• _Records for the exercise_:
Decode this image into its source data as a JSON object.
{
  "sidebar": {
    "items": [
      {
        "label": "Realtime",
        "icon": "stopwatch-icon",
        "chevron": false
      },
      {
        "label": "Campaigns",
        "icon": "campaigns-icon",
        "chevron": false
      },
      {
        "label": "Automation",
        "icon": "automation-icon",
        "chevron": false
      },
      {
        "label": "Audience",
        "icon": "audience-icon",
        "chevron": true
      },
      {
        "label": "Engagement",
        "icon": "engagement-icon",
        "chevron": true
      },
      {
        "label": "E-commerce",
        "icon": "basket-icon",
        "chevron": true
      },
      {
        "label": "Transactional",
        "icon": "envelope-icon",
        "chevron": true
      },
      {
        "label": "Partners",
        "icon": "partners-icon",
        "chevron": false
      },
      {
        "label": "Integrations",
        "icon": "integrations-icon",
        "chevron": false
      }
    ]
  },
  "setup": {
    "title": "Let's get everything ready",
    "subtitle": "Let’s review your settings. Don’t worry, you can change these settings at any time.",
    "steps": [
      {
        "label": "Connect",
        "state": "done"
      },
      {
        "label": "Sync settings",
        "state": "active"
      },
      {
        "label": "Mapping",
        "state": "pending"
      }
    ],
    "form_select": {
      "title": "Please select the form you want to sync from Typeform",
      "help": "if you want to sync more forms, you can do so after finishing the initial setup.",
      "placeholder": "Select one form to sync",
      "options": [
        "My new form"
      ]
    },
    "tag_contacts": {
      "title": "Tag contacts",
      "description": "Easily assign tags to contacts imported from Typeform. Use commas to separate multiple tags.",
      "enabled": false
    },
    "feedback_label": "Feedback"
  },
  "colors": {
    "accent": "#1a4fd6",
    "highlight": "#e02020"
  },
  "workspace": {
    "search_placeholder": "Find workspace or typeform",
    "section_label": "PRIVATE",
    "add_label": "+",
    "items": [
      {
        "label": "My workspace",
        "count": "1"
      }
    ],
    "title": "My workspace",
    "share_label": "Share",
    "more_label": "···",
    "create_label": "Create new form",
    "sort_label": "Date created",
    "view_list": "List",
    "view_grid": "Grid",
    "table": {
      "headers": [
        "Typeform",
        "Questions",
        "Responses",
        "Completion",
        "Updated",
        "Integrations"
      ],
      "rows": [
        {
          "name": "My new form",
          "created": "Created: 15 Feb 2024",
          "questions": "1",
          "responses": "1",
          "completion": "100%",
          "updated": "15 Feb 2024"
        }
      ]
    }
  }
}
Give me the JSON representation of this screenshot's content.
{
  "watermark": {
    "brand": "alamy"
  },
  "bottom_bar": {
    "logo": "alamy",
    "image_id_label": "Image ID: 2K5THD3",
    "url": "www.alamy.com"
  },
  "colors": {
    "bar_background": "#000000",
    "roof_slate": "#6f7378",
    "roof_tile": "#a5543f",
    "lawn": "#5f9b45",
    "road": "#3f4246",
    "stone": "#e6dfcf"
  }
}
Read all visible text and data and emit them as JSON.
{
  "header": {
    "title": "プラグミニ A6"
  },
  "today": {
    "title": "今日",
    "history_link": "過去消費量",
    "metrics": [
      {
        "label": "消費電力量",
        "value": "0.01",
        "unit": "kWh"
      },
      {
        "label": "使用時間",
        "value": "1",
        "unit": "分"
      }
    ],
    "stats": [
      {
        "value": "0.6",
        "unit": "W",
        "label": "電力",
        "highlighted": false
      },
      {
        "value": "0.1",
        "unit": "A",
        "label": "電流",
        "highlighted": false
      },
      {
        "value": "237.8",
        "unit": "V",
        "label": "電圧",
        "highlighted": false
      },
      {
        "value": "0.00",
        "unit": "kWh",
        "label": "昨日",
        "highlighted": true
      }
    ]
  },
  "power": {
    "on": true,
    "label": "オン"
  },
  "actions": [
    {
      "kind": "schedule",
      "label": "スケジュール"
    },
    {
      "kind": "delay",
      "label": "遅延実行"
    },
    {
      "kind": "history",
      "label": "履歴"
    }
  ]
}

• _Instruction_:
Select every line in the material above where the string "workspace" occurs, and copy it.

• _Exercise solution_:
  "workspace": {
    "search_placeholder": "Find workspace or typeform",
        "label": "My workspace",
    "title": "My workspace",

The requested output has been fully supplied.